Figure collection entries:
╭──

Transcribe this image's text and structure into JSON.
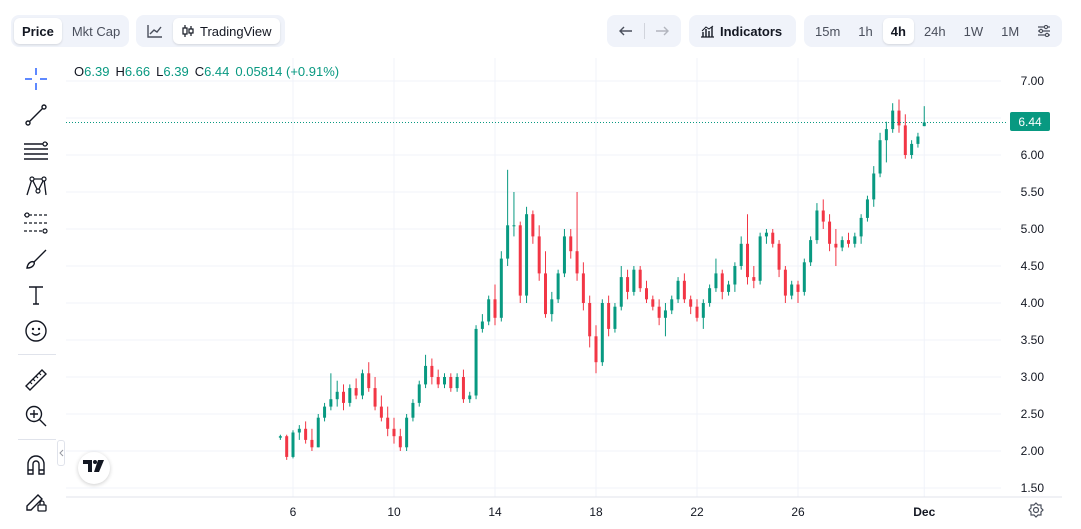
{
  "header": {
    "metric_tabs": [
      {
        "label": "Price",
        "active": true
      },
      {
        "label": "Mkt Cap",
        "active": false
      }
    ],
    "chart_type_tabs": [
      {
        "icon": "line-chart-icon",
        "active": false
      },
      {
        "icon": "candles-icon",
        "label": "TradingView",
        "active": true
      }
    ],
    "nav": [
      {
        "icon": "arrow-left-icon"
      },
      {
        "icon": "arrow-right-icon"
      }
    ],
    "indicators_label": "Indicators",
    "timeframes": [
      {
        "label": "15m",
        "active": false
      },
      {
        "label": "1h",
        "active": false
      },
      {
        "label": "4h",
        "active": true
      },
      {
        "label": "24h",
        "active": false
      },
      {
        "label": "1W",
        "active": false
      },
      {
        "label": "1M",
        "active": false
      }
    ],
    "settings_icon": "sliders-icon"
  },
  "toolbar": [
    "crosshair-icon",
    "trend-line-icon",
    "horizontal-lines-icon",
    "pattern-icon",
    "fib-levels-icon",
    "brush-icon",
    "text-icon",
    "emoji-icon",
    "ruler-icon",
    "zoom-in-icon",
    "magnet-icon",
    "edit-lock-icon"
  ],
  "legend": {
    "o_label": "O",
    "o": "6.39",
    "h_label": "H",
    "h": "6.66",
    "l_label": "L",
    "l": "6.39",
    "c_label": "C",
    "c": "6.44",
    "change": "0.05814 (+0.91%)"
  },
  "colors": {
    "up": "#089981",
    "down": "#f23645",
    "grid": "#f0f3fa",
    "text": "#131722"
  },
  "chart_data": {
    "type": "candlestick",
    "last_price": "6.44",
    "y_ticks": [
      "1.50",
      "2.00",
      "2.50",
      "3.00",
      "3.50",
      "4.00",
      "4.50",
      "5.00",
      "5.50",
      "6.00",
      "6.50",
      "7.00"
    ],
    "ylim": [
      1.5,
      7.0
    ],
    "x_ticks": [
      {
        "label": "6",
        "day": 6
      },
      {
        "label": "10",
        "day": 10
      },
      {
        "label": "14",
        "day": 14
      },
      {
        "label": "18",
        "day": 18
      },
      {
        "label": "22",
        "day": 22
      },
      {
        "label": "26",
        "day": 26
      },
      {
        "label": "Dec",
        "day": 31
      }
    ],
    "xlim": [
      1,
      32
    ],
    "start_day": 5.5,
    "candles": [
      [
        2.18,
        2.22,
        2.15,
        2.2
      ],
      [
        2.2,
        2.22,
        1.88,
        1.92
      ],
      [
        1.92,
        2.28,
        1.9,
        2.25
      ],
      [
        2.25,
        2.35,
        2.15,
        2.3
      ],
      [
        2.3,
        2.4,
        2.1,
        2.15
      ],
      [
        2.15,
        2.3,
        2.0,
        2.05
      ],
      [
        2.05,
        2.5,
        2.05,
        2.45
      ],
      [
        2.45,
        2.65,
        2.4,
        2.6
      ],
      [
        2.6,
        3.05,
        2.55,
        2.7
      ],
      [
        2.7,
        2.95,
        2.6,
        2.8
      ],
      [
        2.8,
        2.9,
        2.55,
        2.65
      ],
      [
        2.65,
        2.9,
        2.6,
        2.85
      ],
      [
        2.85,
        2.98,
        2.7,
        2.75
      ],
      [
        2.75,
        3.1,
        2.7,
        3.05
      ],
      [
        3.05,
        3.2,
        2.8,
        2.85
      ],
      [
        2.85,
        3.0,
        2.55,
        2.6
      ],
      [
        2.6,
        2.75,
        2.4,
        2.45
      ],
      [
        2.45,
        2.6,
        2.2,
        2.3
      ],
      [
        2.3,
        2.45,
        2.1,
        2.2
      ],
      [
        2.2,
        2.3,
        2.0,
        2.05
      ],
      [
        2.05,
        2.5,
        2.0,
        2.45
      ],
      [
        2.45,
        2.7,
        2.4,
        2.65
      ],
      [
        2.65,
        2.95,
        2.6,
        2.9
      ],
      [
        2.9,
        3.3,
        2.85,
        3.15
      ],
      [
        3.15,
        3.25,
        2.9,
        3.0
      ],
      [
        3.0,
        3.1,
        2.85,
        2.9
      ],
      [
        2.9,
        3.05,
        2.85,
        3.0
      ],
      [
        3.0,
        3.05,
        2.8,
        2.85
      ],
      [
        2.85,
        3.05,
        2.8,
        3.0
      ],
      [
        3.0,
        3.1,
        2.65,
        2.7
      ],
      [
        2.7,
        2.8,
        2.65,
        2.75
      ],
      [
        2.75,
        3.7,
        2.7,
        3.65
      ],
      [
        3.65,
        3.85,
        3.6,
        3.75
      ],
      [
        3.75,
        4.1,
        3.7,
        4.05
      ],
      [
        4.05,
        4.25,
        3.7,
        3.8
      ],
      [
        3.8,
        4.7,
        3.75,
        4.6
      ],
      [
        4.6,
        5.8,
        4.5,
        5.05
      ],
      [
        5.05,
        5.5,
        4.9,
        5.05
      ],
      [
        5.05,
        5.1,
        4.0,
        4.1
      ],
      [
        4.1,
        5.3,
        4.0,
        5.2
      ],
      [
        5.2,
        5.25,
        4.8,
        4.9
      ],
      [
        4.9,
        5.05,
        4.3,
        4.4
      ],
      [
        4.4,
        4.7,
        3.8,
        3.85
      ],
      [
        3.85,
        4.15,
        3.75,
        4.05
      ],
      [
        4.05,
        4.45,
        4.0,
        4.4
      ],
      [
        4.4,
        5.0,
        4.35,
        4.9
      ],
      [
        4.9,
        5.0,
        4.6,
        4.7
      ],
      [
        4.7,
        5.5,
        4.3,
        4.4
      ],
      [
        4.4,
        4.55,
        3.9,
        4.0
      ],
      [
        4.0,
        4.1,
        3.4,
        3.55
      ],
      [
        3.55,
        3.7,
        3.05,
        3.2
      ],
      [
        3.2,
        4.05,
        3.15,
        4.0
      ],
      [
        4.0,
        4.1,
        3.55,
        3.65
      ],
      [
        3.65,
        4.0,
        3.6,
        3.95
      ],
      [
        3.95,
        4.5,
        3.9,
        4.35
      ],
      [
        4.35,
        4.45,
        4.05,
        4.15
      ],
      [
        4.15,
        4.5,
        4.1,
        4.45
      ],
      [
        4.45,
        4.5,
        4.15,
        4.2
      ],
      [
        4.2,
        4.3,
        4.0,
        4.05
      ],
      [
        4.05,
        4.1,
        3.9,
        3.95
      ],
      [
        3.95,
        4.05,
        3.7,
        3.8
      ],
      [
        3.8,
        4.0,
        3.55,
        3.9
      ],
      [
        3.9,
        4.1,
        3.85,
        4.05
      ],
      [
        4.05,
        4.35,
        4.0,
        4.3
      ],
      [
        4.3,
        4.4,
        4.0,
        4.05
      ],
      [
        4.05,
        4.1,
        3.85,
        3.95
      ],
      [
        3.95,
        4.05,
        3.75,
        3.8
      ],
      [
        3.8,
        4.05,
        3.65,
        4.0
      ],
      [
        4.0,
        4.25,
        3.95,
        4.2
      ],
      [
        4.2,
        4.6,
        4.15,
        4.4
      ],
      [
        4.4,
        4.45,
        4.05,
        4.15
      ],
      [
        4.15,
        4.3,
        4.1,
        4.25
      ],
      [
        4.25,
        4.55,
        4.15,
        4.5
      ],
      [
        4.5,
        4.9,
        4.45,
        4.8
      ],
      [
        4.8,
        5.2,
        4.25,
        4.35
      ],
      [
        4.35,
        4.5,
        4.2,
        4.3
      ],
      [
        4.3,
        4.95,
        4.25,
        4.9
      ],
      [
        4.9,
        5.0,
        4.8,
        4.95
      ],
      [
        4.95,
        5.0,
        4.75,
        4.8
      ],
      [
        4.8,
        4.85,
        4.35,
        4.45
      ],
      [
        4.45,
        4.5,
        4.0,
        4.1
      ],
      [
        4.1,
        4.3,
        4.05,
        4.25
      ],
      [
        4.25,
        4.3,
        4.0,
        4.15
      ],
      [
        4.15,
        4.6,
        4.1,
        4.55
      ],
      [
        4.55,
        4.9,
        4.5,
        4.85
      ],
      [
        4.85,
        5.35,
        4.8,
        5.25
      ],
      [
        5.25,
        5.4,
        5.0,
        5.1
      ],
      [
        5.1,
        5.2,
        4.7,
        4.8
      ],
      [
        4.8,
        5.0,
        4.5,
        4.75
      ],
      [
        4.75,
        4.9,
        4.7,
        4.85
      ],
      [
        4.85,
        4.95,
        4.75,
        4.8
      ],
      [
        4.8,
        4.95,
        4.75,
        4.9
      ],
      [
        4.9,
        5.2,
        4.8,
        5.15
      ],
      [
        5.15,
        5.45,
        5.1,
        5.4
      ],
      [
        5.4,
        5.85,
        5.3,
        5.75
      ],
      [
        5.75,
        6.3,
        5.7,
        6.2
      ],
      [
        6.2,
        6.45,
        5.9,
        6.35
      ],
      [
        6.35,
        6.7,
        6.3,
        6.6
      ],
      [
        6.6,
        6.75,
        6.3,
        6.4
      ],
      [
        6.4,
        6.55,
        5.95,
        6.0
      ],
      [
        6.0,
        6.2,
        5.95,
        6.15
      ],
      [
        6.15,
        6.3,
        6.1,
        6.25
      ],
      [
        6.39,
        6.66,
        6.39,
        6.44
      ]
    ]
  }
}
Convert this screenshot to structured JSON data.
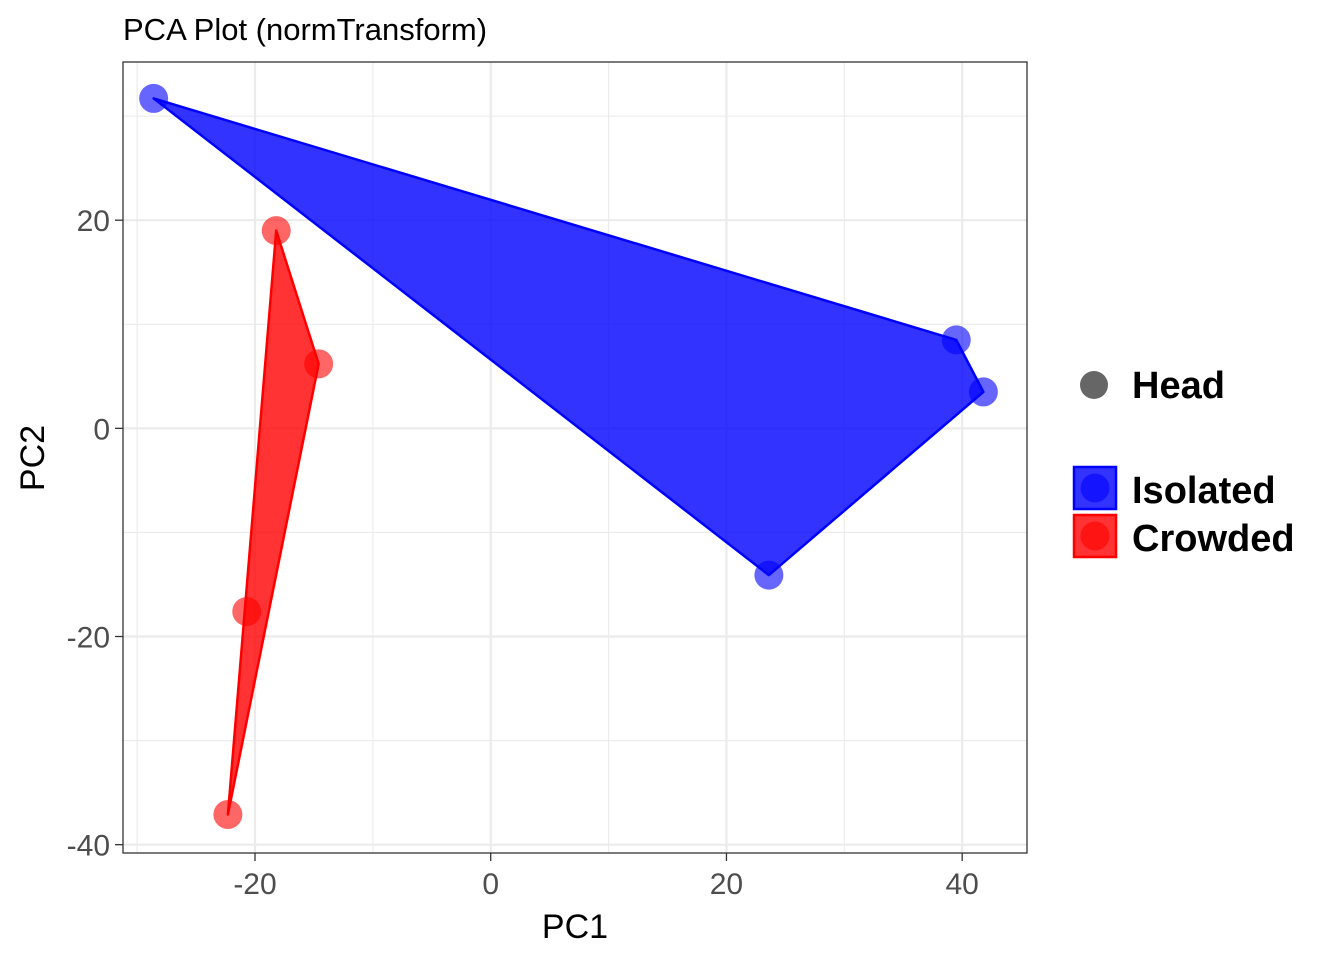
{
  "chart_data": {
    "type": "scatter",
    "title": "PCA Plot (normTransform)",
    "xlabel": "PC1",
    "ylabel": "PC2",
    "xlim": [
      -31.2,
      45.5
    ],
    "ylim": [
      -40.8,
      35.2
    ],
    "x_ticks": [
      -20,
      0,
      20,
      40
    ],
    "y_ticks": [
      20,
      0,
      -20,
      -40
    ],
    "x_tick_labels": [
      "-20",
      "0",
      "20",
      "40"
    ],
    "y_tick_labels": [
      "20",
      "0",
      "-20",
      "-40"
    ],
    "grid": true,
    "hulls": true,
    "series": [
      {
        "name": "Isolated",
        "color": "#0000ff",
        "points": [
          {
            "x": -28.6,
            "y": 31.7
          },
          {
            "x": 39.5,
            "y": 8.5
          },
          {
            "x": 41.8,
            "y": 3.5
          },
          {
            "x": 23.6,
            "y": -14.1
          }
        ]
      },
      {
        "name": "Crowded",
        "color": "#ff0000",
        "points": [
          {
            "x": -18.2,
            "y": 19.0
          },
          {
            "x": -14.6,
            "y": 6.2
          },
          {
            "x": -20.7,
            "y": -17.6
          },
          {
            "x": -22.3,
            "y": -37.1
          }
        ]
      }
    ],
    "legend": {
      "position": "right",
      "shape_title": "Head",
      "shape_color": "#666666",
      "entries": [
        "Isolated",
        "Crowded"
      ]
    }
  }
}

╰──

* [What this task involves]
Leave out all pictures and retype precisely the lines that run from the line containing "Convert this screenshot" to the last line of the records.

* [Written reply]
Convert this screenshot to structured JSON data.
{
  "chart_data": {
    "type": "scatter",
    "title": "PCA Plot (normTransform)",
    "xlabel": "PC1",
    "ylabel": "PC2",
    "xlim": [
      -31.2,
      45.5
    ],
    "ylim": [
      -40.8,
      35.2
    ],
    "x_ticks": [
      -20,
      0,
      20,
      40
    ],
    "y_ticks": [
      20,
      0,
      -20,
      -40
    ],
    "x_tick_labels": [
      "-20",
      "0",
      "20",
      "40"
    ],
    "y_tick_labels": [
      "20",
      "0",
      "-20",
      "-40"
    ],
    "grid": true,
    "hulls": true,
    "series": [
      {
        "name": "Isolated",
        "color": "#0000ff",
        "points": [
          {
            "x": -28.6,
            "y": 31.7
          },
          {
            "x": 39.5,
            "y": 8.5
          },
          {
            "x": 41.8,
            "y": 3.5
          },
          {
            "x": 23.6,
            "y": -14.1
          }
        ]
      },
      {
        "name": "Crowded",
        "color": "#ff0000",
        "points": [
          {
            "x": -18.2,
            "y": 19.0
          },
          {
            "x": -14.6,
            "y": 6.2
          },
          {
            "x": -20.7,
            "y": -17.6
          },
          {
            "x": -22.3,
            "y": -37.1
          }
        ]
      }
    ],
    "legend": {
      "position": "right",
      "shape_title": "Head",
      "shape_color": "#666666",
      "entries": [
        "Isolated",
        "Crowded"
      ]
    }
  }
}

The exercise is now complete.